- [WHAT YOU NEED TO DO]
• a. From the pipe-smoking text, list each kind of man that the opening paragraph says the pipe has made.
• b. Please extract everything in the pipe-smoking text from "Thumbs up for" down to "chosen your tobacco.", copied word for word.

- [EXCERPTED TEXT]

Thumbs up for pipes!

The fact is, Squire, the moment a man takes to a pipe, he becomes a philosopher. It’s the poor man’s friend; it calms the mind, soothes the temper, and makes a man patient under difficulties. It has made more good men, good husbands, kind masters, indulgent fathers, than any other blessed thing on this universal earth.

So, let’s continue our step-by-step guide on pipe smoking. You’ve now chosen your pipe, and you’ve now chosen your tobacco.

3) Load your pipe with your chosen tobacco. To do this, take a pinch of tobacco, and while gently holding your pipe, trickle strands of tobacco into the bowl of the pipe until it is filled to the top. Then begins the tamping process: use your pipe tool (if you have one–if not, a simple nail with a broad head, or even a finger will work) and gently compress the tobacco. For pipes that have bowls with straight sides, you need to tamp gently until the tobacco half fills the bowl. For those with tapered bowls, aim for more like two thirds full. The tobacco in the bowl should have a very springy, almost soft consistency. After this, you will repeat the process of loading and tamping until the pipe is almost full. Some say to load over the brim, but I don’t; as it heats up it expands, and such things could either scorch your pipe, or the sparks and lit tobacco will fall out the top and burn holes in your pants/shirt, and that would be bad. I ruined one of my favorite blazers that way. Next, Put the pipe to your lips and take a test draw. The resistance should be minimal, like sucking on a straw. If there is any more than this, dump out the tobacco and start reloading your pipe over again. You need an easy draw for your pipe, otherwise you’ll be huffing and puffing to no good use.

4) Light your Pipe. Fair warning, you will almost certainly need to relight your pipe multiple times. Eventually with practice, you might be able to smoke a whole bowl without relighting every time you smoke, but that generally takes years of practice (I still can’t always manage it). This is a complex process. First off, the ‘charring’ light (also called the ‘false’ light), the purpose of which is to expel any extra moisture from the tobacco and prepare a nice even bed for the ‘true’ light. To do this, light your match or lighter (I have no preference for either, and both work fine) and then apply it to the tobacco, moving it in a circular motion around the entire surface of the tobacco. Puff lightly a few times–DO NOT INHALE–simply to let air through. Let this light go out, then comes the true light. Relight your match of lighter and apply it to the tobacco, moving it in a circular motion around the entire surface of the tobacco. While doing this, take a series of shallow puffs on the pipe. This time the tobacco should not unravel and puff up as it did before. Extinguish your source of fire, sit back, relax and enjoy your pipe.

- [RECORD EXCERPTS]
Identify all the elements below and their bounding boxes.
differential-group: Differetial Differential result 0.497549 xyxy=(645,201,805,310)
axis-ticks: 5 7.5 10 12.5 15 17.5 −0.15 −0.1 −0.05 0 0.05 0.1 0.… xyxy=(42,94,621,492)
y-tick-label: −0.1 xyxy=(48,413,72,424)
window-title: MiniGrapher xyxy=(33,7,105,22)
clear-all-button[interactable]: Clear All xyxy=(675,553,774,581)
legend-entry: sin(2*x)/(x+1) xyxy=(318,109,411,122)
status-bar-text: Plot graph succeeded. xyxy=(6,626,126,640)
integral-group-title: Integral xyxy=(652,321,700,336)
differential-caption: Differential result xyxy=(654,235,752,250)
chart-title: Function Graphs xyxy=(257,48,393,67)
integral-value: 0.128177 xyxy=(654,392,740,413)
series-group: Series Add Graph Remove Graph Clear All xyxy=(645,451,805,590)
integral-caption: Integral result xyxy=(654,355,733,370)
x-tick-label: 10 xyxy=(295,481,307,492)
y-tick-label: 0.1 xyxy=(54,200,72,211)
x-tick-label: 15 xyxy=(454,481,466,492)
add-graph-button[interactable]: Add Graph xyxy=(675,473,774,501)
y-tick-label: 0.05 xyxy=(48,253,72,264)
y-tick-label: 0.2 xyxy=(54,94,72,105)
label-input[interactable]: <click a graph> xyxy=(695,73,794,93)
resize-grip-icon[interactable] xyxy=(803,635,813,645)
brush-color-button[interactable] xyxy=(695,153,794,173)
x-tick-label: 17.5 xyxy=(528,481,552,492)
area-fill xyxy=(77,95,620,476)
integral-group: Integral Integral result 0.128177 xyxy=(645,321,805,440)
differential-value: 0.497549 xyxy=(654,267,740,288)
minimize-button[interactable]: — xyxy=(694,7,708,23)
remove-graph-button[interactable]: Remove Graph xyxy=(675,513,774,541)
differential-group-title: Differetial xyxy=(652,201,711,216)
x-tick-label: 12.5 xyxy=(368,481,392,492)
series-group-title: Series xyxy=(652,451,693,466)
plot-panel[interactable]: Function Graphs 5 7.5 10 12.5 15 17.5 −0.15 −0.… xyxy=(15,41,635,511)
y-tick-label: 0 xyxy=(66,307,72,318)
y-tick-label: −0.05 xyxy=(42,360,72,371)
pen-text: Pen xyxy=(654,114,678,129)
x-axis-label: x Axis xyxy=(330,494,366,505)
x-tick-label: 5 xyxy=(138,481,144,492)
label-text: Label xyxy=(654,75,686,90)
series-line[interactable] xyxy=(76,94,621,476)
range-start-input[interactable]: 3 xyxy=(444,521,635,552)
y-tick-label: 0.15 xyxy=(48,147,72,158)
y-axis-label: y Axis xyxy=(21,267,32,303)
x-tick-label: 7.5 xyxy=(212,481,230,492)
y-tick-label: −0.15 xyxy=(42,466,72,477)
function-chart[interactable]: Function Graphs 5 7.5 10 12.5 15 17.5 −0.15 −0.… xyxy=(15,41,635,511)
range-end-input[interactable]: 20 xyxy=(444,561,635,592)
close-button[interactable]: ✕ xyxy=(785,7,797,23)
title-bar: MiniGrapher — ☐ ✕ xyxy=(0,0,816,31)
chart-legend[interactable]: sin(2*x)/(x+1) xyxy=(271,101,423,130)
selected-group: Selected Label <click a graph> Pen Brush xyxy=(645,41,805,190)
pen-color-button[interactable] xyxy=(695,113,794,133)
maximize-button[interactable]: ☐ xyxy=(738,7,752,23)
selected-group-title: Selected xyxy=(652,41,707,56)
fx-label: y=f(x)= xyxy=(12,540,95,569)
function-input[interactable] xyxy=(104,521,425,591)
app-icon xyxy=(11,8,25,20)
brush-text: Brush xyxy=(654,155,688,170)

- [WRITTEN ANSWERS]
• a.
- good men
- good husbands
- kind masters
- indulgent fathers

• b.
Thumbs up for pipes!

The fact is, Squire, the moment a man takes to a pipe, he becomes a philosopher. It’s the poor man’s friend; it calms the mind, soothes the temper, and makes a man patient under difficulties. It has made more good men, good husbands, kind masters, indulgent fathers, than any other blessed thing on this universal earth.

So, let’s continue our step-by-step guide on pipe smoking. You’ve now chosen your pipe, and you’ve now chosen your tobacco.